**WRITTEN EXERCISE**
Can you output the material exactly as written, minus any pictures it holds?

**EXTRACTED INFORMATION**
╭──
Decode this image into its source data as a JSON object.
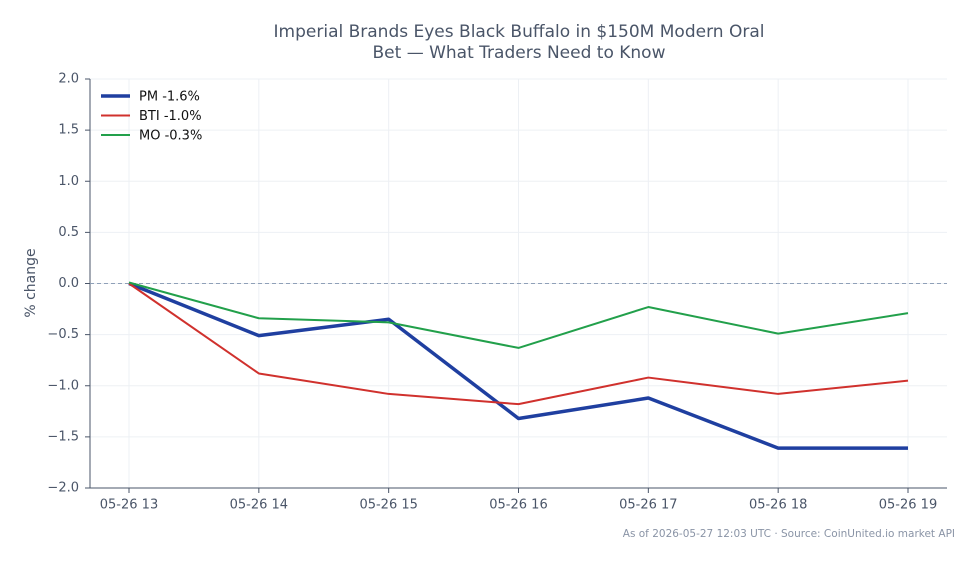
{
  "chart_data": {
    "type": "line",
    "title": "Imperial Brands Eyes Black Buffalo in $150M Modern Oral",
    "subtitle": "Bet — What Traders Need to Know",
    "y_label": "% change",
    "footer": "As of 2026-05-27 12:03 UTC · Source: CoinUnited.io market API",
    "categories": [
      "05-26 13",
      "05-26 14",
      "05-26 15",
      "05-26 16",
      "05-26 17",
      "05-26 18",
      "05-26 19"
    ],
    "series": [
      {
        "name": "PM -1.6%",
        "color": "#1f3fa0",
        "width": 3.5,
        "values": [
          0,
          -0.51,
          -0.35,
          -1.32,
          -1.12,
          -1.61,
          -1.61
        ]
      },
      {
        "name": "BTI -1.0%",
        "color": "#d0312d",
        "width": 2,
        "values": [
          0,
          -0.88,
          -1.08,
          -1.18,
          -0.92,
          -1.08,
          -0.95
        ]
      },
      {
        "name": "MO -0.3%",
        "color": "#22a04b",
        "width": 2,
        "values": [
          0.01,
          -0.34,
          -0.38,
          -0.63,
          -0.23,
          -0.49,
          -0.29
        ]
      }
    ],
    "ylim": [
      -2,
      2
    ],
    "yticks": [
      {
        "value": -2,
        "label": "−2.0"
      },
      {
        "value": -1.5,
        "label": "−1.5"
      },
      {
        "value": -1,
        "label": "−1.0"
      },
      {
        "value": -0.5,
        "label": "−0.5"
      },
      {
        "value": 0,
        "label": "0.0"
      },
      0.5,
      {
        "value": 1,
        "label": "1.0"
      },
      1.5,
      {
        "value": 2,
        "label": "2.0"
      }
    ],
    "reference_line": 0,
    "grid": true,
    "legend": "upper left"
  }
}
╰──
**SOLUTION**
Decode this image into its source data as a JSON object.
{
  "chart_data": {
    "type": "line",
    "title": "Imperial Brands Eyes Black Buffalo in $150M Modern Oral",
    "subtitle": "Bet — What Traders Need to Know",
    "y_label": "% change",
    "footer": "As of 2026-05-27 12:03 UTC · Source: CoinUnited.io market API",
    "categories": [
      "05-26 13",
      "05-26 14",
      "05-26 15",
      "05-26 16",
      "05-26 17",
      "05-26 18",
      "05-26 19"
    ],
    "series": [
      {
        "name": "PM -1.6%",
        "color": "#1f3fa0",
        "width": 3.5,
        "values": [
          0,
          -0.51,
          -0.35,
          -1.32,
          -1.12,
          -1.61,
          -1.61
        ]
      },
      {
        "name": "BTI -1.0%",
        "color": "#d0312d",
        "width": 2,
        "values": [
          0,
          -0.88,
          -1.08,
          -1.18,
          -0.92,
          -1.08,
          -0.95
        ]
      },
      {
        "name": "MO -0.3%",
        "color": "#22a04b",
        "width": 2,
        "values": [
          0.01,
          -0.34,
          -0.38,
          -0.63,
          -0.23,
          -0.49,
          -0.29
        ]
      }
    ],
    "ylim": [
      -2,
      2
    ],
    "yticks": [
      {
        "value": -2,
        "label": "−2.0"
      },
      {
        "value": -1.5,
        "label": "−1.5"
      },
      {
        "value": -1,
        "label": "−1.0"
      },
      {
        "value": -0.5,
        "label": "−0.5"
      },
      {
        "value": 0,
        "label": "0.0"
      },
      0.5,
      {
        "value": 1,
        "label": "1.0"
      },
      1.5,
      {
        "value": 2,
        "label": "2.0"
      }
    ],
    "reference_line": 0,
    "grid": true,
    "legend": "upper left"
  }
}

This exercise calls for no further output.